GIVEN INFORMATION »
↓↓↓

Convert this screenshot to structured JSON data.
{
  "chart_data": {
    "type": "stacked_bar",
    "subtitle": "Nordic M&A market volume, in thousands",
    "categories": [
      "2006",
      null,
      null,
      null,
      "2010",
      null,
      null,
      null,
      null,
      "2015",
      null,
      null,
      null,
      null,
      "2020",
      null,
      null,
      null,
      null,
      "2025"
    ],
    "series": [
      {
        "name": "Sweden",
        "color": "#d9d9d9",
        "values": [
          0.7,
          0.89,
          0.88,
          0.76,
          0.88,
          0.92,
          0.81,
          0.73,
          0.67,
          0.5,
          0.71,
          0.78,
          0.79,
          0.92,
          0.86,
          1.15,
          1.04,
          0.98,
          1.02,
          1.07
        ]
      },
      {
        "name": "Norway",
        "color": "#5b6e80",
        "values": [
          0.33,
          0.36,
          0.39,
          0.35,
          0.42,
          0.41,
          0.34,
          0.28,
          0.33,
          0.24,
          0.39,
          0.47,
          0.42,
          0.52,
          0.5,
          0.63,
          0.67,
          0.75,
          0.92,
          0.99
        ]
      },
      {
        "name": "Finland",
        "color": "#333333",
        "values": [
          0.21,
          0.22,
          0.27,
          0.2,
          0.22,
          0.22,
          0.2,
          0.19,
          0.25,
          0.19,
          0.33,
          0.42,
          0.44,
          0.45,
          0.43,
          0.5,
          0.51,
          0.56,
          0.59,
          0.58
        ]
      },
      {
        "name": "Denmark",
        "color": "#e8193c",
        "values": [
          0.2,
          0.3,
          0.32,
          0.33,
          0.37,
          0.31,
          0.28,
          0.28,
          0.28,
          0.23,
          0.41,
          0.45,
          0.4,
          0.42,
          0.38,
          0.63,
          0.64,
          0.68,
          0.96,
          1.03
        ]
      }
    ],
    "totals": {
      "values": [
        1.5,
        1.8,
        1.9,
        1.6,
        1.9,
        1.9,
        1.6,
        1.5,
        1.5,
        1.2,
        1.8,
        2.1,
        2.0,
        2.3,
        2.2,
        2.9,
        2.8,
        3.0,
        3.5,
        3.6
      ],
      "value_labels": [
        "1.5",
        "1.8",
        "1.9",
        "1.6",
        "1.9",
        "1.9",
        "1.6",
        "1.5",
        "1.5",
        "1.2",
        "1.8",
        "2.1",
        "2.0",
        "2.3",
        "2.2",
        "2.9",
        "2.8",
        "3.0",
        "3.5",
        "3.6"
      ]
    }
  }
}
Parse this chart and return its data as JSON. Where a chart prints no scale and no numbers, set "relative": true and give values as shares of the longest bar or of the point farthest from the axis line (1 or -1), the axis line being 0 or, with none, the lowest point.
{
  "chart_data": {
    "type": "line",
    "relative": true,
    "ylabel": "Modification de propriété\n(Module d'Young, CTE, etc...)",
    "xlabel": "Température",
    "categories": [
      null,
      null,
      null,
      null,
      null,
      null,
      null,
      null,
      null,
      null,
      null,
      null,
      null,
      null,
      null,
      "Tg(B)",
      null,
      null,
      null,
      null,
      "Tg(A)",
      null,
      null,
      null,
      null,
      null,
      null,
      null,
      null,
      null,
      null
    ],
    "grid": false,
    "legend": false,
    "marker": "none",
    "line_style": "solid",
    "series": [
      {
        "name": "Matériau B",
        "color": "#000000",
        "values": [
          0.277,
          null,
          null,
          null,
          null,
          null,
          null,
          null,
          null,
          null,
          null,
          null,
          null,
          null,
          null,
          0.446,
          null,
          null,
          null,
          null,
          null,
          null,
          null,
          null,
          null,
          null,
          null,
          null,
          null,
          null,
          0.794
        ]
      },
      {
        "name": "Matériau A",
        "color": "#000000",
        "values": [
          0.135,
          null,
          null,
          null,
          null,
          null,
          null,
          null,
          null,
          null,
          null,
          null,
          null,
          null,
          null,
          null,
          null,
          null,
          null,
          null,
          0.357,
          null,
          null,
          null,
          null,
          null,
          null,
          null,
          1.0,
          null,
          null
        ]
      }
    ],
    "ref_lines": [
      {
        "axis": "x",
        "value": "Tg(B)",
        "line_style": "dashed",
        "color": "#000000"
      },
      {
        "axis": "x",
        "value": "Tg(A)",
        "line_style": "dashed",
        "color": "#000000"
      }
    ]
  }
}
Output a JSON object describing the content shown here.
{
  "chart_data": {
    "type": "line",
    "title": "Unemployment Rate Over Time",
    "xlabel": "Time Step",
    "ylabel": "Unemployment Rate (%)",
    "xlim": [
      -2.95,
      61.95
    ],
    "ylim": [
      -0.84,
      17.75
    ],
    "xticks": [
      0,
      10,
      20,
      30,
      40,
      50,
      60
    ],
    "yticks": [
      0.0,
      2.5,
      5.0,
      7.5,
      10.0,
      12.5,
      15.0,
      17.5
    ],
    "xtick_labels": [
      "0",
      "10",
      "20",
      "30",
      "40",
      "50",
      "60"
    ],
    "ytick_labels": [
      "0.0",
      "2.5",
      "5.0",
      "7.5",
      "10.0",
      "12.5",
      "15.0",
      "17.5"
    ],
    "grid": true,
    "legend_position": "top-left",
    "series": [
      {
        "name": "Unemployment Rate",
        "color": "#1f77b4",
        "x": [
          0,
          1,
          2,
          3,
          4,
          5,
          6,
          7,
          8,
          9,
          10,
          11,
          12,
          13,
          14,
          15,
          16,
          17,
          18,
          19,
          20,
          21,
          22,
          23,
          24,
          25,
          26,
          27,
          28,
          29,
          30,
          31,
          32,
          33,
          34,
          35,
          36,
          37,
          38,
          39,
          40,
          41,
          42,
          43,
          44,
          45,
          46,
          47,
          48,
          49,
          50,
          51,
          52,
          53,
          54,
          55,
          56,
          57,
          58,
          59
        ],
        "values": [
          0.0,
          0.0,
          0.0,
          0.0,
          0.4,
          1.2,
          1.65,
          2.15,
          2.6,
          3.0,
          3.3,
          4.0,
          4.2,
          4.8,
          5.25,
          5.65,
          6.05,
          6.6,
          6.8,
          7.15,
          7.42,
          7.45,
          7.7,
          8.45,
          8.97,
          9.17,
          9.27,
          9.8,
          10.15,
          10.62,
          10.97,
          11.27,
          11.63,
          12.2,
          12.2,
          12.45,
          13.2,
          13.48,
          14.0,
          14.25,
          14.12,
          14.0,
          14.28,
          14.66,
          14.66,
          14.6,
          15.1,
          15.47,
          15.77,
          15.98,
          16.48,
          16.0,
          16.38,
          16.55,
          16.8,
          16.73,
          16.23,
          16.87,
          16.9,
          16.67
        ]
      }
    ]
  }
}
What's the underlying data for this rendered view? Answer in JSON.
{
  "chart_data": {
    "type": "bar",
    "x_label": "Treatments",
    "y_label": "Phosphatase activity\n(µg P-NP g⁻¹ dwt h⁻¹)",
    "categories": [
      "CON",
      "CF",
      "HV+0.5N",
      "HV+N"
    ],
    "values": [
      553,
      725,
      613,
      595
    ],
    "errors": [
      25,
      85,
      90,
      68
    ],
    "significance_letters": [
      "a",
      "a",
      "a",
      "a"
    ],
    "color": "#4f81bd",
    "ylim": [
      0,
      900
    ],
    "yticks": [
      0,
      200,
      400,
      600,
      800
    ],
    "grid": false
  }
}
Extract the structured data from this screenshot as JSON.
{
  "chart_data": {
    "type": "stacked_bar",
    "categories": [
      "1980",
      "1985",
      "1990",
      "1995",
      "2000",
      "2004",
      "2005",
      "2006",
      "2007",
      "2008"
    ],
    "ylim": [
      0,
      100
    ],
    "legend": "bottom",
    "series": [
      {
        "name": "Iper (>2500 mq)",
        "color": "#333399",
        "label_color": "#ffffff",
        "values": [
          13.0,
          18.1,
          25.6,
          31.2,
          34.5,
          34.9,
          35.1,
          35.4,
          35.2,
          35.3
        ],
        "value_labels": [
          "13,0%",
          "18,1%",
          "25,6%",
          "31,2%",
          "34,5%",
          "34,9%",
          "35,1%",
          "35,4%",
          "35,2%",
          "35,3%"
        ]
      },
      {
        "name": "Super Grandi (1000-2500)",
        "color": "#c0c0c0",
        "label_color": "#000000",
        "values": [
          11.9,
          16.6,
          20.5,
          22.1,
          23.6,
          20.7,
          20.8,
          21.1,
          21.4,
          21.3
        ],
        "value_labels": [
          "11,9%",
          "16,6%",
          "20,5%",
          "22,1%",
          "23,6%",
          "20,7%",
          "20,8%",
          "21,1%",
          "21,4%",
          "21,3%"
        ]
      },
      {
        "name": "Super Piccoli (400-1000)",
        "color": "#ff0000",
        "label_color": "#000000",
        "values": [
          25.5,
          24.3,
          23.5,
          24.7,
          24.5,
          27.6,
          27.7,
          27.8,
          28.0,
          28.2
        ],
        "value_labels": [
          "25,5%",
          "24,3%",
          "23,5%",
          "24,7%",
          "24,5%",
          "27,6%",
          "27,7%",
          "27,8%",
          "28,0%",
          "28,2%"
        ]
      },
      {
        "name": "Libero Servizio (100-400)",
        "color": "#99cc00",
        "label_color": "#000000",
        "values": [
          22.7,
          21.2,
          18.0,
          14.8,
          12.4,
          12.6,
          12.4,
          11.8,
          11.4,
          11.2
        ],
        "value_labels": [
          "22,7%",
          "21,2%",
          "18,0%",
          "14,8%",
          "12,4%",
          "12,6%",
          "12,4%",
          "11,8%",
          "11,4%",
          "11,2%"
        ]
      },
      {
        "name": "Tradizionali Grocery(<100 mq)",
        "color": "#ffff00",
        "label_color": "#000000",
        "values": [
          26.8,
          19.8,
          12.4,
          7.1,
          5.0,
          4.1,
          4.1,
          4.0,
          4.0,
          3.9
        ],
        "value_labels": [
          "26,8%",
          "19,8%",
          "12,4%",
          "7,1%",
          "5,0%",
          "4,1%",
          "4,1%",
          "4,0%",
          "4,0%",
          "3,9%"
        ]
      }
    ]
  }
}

↑↑↑

WHAT TO WORK ON » Find the string "JSON" in the entries above and return each line that holds it.

EXERCISE RESULT »
Convert this screenshot to structured JSON data.
Parse this chart and return its data as JSON. Where a chart prints no scale and no numbers, set "relative": true and give values as shares of the longest bar or of the point farthest from the axis line (1 or -1), the axis line being 0 or, with none, the lowest point.
Output a JSON object describing the content shown here.
What's the underlying data for this rendered view? Answer in JSON.
Extract the structured data from this screenshot as JSON.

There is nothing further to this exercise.